:: ENTRIES SUPPLIED ::
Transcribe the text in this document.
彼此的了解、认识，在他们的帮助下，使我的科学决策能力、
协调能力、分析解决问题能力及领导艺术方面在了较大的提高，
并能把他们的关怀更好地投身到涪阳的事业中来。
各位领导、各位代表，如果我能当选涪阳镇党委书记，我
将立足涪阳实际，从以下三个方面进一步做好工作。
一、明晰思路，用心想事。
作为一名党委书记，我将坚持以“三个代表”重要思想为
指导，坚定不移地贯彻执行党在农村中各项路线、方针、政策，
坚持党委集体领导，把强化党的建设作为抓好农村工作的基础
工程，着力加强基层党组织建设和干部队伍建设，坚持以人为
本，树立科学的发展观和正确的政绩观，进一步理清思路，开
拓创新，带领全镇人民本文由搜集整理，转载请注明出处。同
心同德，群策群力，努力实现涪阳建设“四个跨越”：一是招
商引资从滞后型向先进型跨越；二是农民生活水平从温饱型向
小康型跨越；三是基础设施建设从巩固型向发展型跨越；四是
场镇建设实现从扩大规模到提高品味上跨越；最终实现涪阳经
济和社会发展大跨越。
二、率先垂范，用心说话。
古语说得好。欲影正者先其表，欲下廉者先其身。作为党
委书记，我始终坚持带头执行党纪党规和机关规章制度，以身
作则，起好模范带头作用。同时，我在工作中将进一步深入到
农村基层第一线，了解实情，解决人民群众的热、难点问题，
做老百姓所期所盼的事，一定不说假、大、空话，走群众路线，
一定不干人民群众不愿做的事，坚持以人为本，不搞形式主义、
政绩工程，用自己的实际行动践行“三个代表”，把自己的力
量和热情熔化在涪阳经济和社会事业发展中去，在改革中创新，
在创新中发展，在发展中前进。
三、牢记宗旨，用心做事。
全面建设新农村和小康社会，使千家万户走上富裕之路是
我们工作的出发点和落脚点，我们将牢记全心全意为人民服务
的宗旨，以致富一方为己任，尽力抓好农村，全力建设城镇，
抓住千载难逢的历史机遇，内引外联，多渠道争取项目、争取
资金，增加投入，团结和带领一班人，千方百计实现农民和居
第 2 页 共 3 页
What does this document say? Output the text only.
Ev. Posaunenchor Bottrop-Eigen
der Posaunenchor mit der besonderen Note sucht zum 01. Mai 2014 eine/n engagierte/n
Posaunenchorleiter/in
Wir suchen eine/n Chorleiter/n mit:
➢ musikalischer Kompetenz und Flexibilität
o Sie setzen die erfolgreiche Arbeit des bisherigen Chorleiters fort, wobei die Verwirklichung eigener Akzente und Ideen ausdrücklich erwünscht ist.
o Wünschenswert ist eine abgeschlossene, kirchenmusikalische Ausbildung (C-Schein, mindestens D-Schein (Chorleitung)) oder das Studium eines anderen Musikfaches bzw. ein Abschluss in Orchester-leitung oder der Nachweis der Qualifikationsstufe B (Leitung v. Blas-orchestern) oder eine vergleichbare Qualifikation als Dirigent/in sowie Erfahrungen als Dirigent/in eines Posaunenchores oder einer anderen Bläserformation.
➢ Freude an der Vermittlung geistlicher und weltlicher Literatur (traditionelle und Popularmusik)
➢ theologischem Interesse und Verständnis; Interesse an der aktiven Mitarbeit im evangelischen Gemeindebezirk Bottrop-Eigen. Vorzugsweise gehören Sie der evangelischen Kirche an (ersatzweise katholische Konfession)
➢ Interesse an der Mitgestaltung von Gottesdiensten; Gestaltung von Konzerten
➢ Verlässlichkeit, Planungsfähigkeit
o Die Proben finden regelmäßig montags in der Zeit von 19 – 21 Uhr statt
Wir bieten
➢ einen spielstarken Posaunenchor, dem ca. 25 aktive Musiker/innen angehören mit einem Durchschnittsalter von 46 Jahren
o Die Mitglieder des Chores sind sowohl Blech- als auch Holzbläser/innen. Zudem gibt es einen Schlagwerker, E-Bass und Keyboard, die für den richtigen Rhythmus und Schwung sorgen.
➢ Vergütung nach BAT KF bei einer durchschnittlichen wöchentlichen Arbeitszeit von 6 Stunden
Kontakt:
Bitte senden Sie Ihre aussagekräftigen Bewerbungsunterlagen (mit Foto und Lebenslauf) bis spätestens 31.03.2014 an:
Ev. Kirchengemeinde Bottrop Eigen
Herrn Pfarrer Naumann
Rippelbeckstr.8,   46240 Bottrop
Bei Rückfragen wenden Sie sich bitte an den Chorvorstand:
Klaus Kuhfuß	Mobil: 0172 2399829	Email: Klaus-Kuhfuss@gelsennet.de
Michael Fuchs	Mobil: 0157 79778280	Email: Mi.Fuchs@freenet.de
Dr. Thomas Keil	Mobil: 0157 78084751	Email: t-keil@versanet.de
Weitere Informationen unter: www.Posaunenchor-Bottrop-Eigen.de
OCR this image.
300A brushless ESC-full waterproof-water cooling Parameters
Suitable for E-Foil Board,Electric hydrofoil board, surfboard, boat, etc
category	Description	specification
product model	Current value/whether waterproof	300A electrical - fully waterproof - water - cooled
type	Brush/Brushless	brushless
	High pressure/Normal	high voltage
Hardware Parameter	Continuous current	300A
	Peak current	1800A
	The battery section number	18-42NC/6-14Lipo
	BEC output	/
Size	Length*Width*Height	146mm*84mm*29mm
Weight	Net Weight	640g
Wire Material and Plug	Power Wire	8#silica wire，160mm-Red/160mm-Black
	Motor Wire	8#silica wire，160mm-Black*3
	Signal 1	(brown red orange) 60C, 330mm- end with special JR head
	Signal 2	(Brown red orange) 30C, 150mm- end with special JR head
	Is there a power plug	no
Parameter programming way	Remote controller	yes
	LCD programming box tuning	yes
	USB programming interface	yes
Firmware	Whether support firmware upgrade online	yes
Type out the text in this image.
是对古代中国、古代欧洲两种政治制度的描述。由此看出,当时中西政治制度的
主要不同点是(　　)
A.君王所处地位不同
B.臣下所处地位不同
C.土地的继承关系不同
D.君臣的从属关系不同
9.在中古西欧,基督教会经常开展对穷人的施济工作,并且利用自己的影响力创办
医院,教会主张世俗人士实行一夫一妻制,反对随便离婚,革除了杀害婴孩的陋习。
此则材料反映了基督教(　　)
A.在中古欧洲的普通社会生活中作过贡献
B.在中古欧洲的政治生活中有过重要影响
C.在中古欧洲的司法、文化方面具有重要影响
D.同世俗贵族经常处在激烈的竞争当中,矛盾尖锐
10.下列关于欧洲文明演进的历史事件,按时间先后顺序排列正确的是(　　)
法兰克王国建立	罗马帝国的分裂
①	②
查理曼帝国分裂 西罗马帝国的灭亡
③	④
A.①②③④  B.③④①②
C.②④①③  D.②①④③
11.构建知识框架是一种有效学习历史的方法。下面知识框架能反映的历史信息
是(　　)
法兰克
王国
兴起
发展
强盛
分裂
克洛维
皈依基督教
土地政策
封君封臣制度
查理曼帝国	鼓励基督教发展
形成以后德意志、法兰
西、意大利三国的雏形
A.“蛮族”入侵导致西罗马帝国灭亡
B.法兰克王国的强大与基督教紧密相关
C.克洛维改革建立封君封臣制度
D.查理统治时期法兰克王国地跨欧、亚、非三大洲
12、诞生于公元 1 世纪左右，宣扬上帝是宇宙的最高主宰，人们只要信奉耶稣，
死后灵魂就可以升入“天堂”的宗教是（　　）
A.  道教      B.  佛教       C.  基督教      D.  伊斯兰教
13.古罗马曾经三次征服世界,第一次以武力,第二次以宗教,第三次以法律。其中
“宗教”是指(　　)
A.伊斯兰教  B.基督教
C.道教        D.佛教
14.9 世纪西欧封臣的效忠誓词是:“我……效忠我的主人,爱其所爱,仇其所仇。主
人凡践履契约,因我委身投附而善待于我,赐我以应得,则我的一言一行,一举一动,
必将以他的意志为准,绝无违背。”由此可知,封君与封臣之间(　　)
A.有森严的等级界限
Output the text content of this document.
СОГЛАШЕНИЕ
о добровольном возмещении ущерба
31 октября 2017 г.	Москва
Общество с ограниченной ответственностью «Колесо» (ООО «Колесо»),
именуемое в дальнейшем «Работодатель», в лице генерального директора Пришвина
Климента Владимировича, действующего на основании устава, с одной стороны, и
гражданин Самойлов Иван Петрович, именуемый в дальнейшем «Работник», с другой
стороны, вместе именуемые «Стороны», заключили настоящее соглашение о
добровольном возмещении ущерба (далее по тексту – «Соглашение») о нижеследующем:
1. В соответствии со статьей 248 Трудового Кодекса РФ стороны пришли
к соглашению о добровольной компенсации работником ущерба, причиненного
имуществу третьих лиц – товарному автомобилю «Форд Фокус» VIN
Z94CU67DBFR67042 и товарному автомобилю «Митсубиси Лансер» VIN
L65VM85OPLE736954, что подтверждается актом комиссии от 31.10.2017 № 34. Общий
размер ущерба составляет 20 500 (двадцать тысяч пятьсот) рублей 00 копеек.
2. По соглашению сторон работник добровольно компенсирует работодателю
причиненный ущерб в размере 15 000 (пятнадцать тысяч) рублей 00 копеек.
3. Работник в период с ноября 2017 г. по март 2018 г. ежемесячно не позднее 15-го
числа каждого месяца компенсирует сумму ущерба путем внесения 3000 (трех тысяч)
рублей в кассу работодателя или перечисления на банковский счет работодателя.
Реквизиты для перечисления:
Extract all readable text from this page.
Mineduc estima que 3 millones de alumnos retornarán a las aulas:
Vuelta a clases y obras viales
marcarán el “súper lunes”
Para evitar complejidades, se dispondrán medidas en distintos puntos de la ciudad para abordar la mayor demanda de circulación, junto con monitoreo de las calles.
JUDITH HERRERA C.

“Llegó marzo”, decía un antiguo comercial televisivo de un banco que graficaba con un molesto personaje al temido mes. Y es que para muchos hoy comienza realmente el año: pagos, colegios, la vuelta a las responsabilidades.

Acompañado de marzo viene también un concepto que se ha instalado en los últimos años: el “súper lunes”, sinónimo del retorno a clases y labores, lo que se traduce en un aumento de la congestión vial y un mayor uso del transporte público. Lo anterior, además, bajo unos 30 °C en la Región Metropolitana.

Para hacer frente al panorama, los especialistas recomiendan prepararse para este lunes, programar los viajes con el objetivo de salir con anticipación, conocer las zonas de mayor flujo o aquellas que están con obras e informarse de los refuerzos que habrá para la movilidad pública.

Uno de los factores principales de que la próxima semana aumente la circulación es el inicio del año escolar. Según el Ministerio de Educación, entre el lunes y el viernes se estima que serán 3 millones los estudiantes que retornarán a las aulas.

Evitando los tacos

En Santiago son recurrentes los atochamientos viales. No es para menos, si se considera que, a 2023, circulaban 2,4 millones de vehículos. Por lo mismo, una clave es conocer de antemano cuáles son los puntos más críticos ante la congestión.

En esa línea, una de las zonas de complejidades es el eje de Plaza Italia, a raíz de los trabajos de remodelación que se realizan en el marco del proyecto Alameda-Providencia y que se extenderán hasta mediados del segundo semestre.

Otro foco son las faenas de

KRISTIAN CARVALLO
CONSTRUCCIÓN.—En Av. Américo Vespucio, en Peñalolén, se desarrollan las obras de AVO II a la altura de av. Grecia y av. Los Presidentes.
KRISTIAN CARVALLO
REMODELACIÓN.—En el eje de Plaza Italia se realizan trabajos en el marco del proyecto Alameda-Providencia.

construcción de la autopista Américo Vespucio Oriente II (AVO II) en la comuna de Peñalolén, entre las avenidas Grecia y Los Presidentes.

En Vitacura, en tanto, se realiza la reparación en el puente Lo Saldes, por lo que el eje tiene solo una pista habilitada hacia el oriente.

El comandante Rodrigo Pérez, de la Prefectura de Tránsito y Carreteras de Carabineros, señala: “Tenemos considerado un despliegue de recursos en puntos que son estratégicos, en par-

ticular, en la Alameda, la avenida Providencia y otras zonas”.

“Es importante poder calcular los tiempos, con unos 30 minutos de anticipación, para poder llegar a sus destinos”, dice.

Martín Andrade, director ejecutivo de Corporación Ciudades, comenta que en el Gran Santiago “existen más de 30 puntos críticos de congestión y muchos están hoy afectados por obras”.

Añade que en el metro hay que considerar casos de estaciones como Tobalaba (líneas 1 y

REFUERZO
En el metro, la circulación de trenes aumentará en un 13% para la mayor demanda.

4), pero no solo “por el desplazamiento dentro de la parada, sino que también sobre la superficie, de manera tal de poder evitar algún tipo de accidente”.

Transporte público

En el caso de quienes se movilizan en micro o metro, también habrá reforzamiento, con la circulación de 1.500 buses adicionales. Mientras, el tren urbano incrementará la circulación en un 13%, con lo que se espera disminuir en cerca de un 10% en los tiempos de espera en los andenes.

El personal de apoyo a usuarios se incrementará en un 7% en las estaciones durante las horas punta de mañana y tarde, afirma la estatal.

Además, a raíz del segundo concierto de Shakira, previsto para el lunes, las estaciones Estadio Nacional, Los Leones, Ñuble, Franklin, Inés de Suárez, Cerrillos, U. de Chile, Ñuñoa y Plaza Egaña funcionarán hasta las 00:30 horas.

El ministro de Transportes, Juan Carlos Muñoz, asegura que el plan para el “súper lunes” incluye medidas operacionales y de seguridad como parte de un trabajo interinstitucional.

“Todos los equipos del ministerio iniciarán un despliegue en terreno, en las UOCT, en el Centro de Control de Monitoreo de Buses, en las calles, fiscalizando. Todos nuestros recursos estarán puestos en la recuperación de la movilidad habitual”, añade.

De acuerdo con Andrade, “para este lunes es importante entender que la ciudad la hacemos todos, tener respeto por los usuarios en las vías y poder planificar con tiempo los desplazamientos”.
:::
• REQUIREMENT: From the data, pick out every line that includes "unos".

• ANSWER TO THE EXERCISE:
Acompañado de marzo viene también un concepto que se ha instalado en los últimos años: el “súper lunes”, sinónimo del retorno a clases y labores, lo que se traduce en un aumento de la congestión vial y un mayor uso del transporte público. Lo anterior, además, bajo unos 30 °C en la Región Metropolitana.
“Es importante poder calcular los tiempos, con unos 30 minutos de anticipación, para poder llegar a sus destinos”, dice.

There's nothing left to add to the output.